TASK >> Please give the listing again, word for word, with nothing left out.

□ □ □

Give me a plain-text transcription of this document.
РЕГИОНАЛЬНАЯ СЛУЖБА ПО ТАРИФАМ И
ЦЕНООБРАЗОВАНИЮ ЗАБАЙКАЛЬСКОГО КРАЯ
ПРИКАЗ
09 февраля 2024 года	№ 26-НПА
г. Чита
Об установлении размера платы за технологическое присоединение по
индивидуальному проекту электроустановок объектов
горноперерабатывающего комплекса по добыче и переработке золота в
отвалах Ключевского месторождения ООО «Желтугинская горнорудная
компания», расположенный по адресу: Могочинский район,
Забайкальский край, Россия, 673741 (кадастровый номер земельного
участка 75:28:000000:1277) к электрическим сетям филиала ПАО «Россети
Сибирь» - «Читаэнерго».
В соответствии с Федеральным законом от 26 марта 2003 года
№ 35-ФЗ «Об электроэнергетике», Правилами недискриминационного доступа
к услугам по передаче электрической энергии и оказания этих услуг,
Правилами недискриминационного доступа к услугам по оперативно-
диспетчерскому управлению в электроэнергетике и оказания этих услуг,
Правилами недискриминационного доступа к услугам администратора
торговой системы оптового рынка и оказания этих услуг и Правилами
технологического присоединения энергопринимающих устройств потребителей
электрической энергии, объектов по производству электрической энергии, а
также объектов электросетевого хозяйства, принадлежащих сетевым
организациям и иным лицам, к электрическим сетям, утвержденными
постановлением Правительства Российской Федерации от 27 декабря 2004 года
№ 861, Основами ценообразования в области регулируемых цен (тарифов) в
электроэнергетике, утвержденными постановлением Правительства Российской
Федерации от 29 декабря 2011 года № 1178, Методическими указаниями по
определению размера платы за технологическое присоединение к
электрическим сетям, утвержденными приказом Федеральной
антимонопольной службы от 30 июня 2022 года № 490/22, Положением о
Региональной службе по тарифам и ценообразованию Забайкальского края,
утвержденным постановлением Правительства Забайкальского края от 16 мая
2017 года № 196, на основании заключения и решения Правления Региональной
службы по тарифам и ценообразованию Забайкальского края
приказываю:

□ □ □

ANSWER IN FULL >>
Give me a plain-text transcription of this document.
РЕГИОНАЛЬНАЯ СЛУЖБА ПО ТАРИФАМ И
ЦЕНООБРАЗОВАНИЮ ЗАБАЙКАЛЬСКОГО КРАЯ
ПРИКАЗ
09 февраля 2024 года	№ 26-НПА
г. Чита
Об установлении размера платы за технологическое присоединение по
индивидуальному проекту электроустановок объектов
горноперерабатывающего комплекса по добыче и переработке золота в
отвалах Ключевского месторождения ООО «Желтугинская горнорудная
компания», расположенный по адресу: Могочинский район,
Забайкальский край, Россия, 673741 (кадастровый номер земельного
участка 75:28:000000:1277) к электрическим сетям филиала ПАО «Россети
Сибирь» - «Читаэнерго».
В соответствии с Федеральным законом от 26 марта 2003 года
№ 35-ФЗ «Об электроэнергетике», Правилами недискриминационного доступа
к услугам по передаче электрической энергии и оказания этих услуг,
Правилами недискриминационного доступа к услугам по оперативно-
диспетчерскому управлению в электроэнергетике и оказания этих услуг,
Правилами недискриминационного доступа к услугам администратора
торговой системы оптового рынка и оказания этих услуг и Правилами
технологического присоединения энергопринимающих устройств потребителей
электрической энергии, объектов по производству электрической энергии, а
также объектов электросетевого хозяйства, принадлежащих сетевым
организациям и иным лицам, к электрическим сетям, утвержденными
постановлением Правительства Российской Федерации от 27 декабря 2004 года
№ 861, Основами ценообразования в области регулируемых цен (тарифов) в
электроэнергетике, утвержденными постановлением Правительства Российской
Федерации от 29 декабря 2011 года № 1178, Методическими указаниями по
определению размера платы за технологическое присоединение к
электрическим сетям, утвержденными приказом Федеральной
антимонопольной службы от 30 июня 2022 года № 490/22, Положением о
Региональной службе по тарифам и ценообразованию Забайкальского края,
утвержденным постановлением Правительства Забайкальского края от 16 мая
2017 года № 196, на основании заключения и решения Правления Региональной
службы по тарифам и ценообразованию Забайкальского края
приказываю:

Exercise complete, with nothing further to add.